— START EXERCISE DATA —
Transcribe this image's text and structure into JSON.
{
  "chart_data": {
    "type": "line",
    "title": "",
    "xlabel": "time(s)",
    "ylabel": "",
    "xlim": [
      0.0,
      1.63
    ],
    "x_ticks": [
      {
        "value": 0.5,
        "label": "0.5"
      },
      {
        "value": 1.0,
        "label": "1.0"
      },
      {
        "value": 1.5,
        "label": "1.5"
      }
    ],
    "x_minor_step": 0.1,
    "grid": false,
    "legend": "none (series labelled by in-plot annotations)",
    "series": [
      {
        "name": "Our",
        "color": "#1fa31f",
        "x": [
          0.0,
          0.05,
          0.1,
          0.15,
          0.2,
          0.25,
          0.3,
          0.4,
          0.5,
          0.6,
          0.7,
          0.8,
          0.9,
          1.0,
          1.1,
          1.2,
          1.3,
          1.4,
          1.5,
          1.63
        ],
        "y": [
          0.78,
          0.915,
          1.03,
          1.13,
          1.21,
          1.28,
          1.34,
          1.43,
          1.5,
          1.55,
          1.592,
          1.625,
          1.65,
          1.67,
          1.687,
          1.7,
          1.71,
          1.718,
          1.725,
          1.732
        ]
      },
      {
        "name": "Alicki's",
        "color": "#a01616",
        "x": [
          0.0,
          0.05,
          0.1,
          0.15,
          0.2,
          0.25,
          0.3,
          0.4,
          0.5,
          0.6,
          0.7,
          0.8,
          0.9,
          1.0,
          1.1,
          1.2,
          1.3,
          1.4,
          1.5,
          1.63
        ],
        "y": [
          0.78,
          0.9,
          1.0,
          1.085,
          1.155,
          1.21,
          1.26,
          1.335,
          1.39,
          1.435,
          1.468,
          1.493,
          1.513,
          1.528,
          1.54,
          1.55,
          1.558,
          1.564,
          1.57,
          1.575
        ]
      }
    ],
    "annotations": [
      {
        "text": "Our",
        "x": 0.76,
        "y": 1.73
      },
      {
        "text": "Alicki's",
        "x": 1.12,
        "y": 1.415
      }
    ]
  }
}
— END EXERCISE DATA —
◆ SHORT EXERCISE
Look through the data above. Find each line with the string "annotations" and copy it.

◆ EXPECTED OUTPUT
    "legend": "none (series labelled by in-plot annotations)",
    "annotations": [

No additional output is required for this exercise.